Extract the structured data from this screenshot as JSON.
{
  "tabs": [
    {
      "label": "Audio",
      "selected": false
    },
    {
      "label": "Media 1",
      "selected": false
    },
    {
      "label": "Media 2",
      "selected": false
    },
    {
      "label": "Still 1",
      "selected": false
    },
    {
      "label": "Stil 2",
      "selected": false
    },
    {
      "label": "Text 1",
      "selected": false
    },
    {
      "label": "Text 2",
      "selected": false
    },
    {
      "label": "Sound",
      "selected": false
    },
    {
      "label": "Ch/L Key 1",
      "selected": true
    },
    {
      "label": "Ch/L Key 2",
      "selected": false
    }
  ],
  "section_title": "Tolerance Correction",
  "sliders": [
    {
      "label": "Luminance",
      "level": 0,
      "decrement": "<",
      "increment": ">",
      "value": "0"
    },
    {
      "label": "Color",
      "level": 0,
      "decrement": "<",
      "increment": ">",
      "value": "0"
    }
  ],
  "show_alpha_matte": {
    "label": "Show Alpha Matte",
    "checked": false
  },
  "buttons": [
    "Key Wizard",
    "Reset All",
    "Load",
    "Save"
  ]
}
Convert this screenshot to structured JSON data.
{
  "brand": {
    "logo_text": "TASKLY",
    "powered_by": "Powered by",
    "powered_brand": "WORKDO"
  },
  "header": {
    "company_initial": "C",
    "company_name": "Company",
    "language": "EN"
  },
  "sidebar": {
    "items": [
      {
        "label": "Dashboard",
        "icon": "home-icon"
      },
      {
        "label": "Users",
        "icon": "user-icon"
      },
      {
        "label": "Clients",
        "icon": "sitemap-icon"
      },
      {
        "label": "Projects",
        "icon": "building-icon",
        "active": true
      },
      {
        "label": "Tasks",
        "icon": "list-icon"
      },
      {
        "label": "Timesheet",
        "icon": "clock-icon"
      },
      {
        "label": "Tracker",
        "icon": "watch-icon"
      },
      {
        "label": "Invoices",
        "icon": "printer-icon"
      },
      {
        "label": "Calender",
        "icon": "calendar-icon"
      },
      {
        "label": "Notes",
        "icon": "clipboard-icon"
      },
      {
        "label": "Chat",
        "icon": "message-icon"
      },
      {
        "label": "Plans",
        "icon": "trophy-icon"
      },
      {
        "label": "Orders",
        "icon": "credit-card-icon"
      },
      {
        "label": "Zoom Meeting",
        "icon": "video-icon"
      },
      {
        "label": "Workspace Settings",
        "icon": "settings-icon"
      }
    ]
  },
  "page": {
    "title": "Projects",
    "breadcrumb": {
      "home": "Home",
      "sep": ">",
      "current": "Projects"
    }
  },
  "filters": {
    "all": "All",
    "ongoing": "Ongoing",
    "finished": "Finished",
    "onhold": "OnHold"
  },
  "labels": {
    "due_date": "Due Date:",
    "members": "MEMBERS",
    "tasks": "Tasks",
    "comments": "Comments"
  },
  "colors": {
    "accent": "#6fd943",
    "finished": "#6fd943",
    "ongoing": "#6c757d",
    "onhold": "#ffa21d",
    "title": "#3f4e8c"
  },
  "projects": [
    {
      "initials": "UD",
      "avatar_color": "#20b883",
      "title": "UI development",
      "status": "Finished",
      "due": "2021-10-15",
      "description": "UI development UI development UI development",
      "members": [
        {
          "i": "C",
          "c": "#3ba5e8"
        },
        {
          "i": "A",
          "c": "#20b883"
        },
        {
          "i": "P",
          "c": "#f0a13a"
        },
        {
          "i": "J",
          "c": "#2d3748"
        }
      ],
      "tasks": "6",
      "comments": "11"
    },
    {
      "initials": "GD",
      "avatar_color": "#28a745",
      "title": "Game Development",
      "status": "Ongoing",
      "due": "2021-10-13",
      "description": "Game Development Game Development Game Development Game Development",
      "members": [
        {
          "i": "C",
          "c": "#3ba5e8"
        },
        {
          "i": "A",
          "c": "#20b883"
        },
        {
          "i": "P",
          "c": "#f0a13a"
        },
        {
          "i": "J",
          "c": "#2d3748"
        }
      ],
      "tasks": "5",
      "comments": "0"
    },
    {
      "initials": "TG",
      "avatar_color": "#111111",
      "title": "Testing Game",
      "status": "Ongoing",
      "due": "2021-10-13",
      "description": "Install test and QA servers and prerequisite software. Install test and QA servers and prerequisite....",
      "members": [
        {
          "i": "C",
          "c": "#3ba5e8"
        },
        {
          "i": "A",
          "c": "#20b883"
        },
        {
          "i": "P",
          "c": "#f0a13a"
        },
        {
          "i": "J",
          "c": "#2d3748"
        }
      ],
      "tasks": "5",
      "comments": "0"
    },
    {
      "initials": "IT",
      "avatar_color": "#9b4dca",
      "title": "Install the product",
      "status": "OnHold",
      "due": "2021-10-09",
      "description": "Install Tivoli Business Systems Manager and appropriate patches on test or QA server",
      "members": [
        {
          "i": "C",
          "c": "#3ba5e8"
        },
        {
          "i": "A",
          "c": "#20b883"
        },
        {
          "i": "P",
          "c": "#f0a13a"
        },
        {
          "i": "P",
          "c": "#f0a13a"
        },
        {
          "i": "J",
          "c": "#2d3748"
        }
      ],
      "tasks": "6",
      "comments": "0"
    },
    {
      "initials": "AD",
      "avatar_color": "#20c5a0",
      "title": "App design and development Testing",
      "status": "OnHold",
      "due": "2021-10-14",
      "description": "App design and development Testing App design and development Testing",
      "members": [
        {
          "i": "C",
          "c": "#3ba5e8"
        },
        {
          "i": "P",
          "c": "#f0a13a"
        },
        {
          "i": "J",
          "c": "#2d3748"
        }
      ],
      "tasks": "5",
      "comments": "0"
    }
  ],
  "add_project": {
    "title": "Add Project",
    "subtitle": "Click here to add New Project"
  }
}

Aim of the task: How many lines of these entries contain the string "structured"? Reply with the number alone.

Full output: 2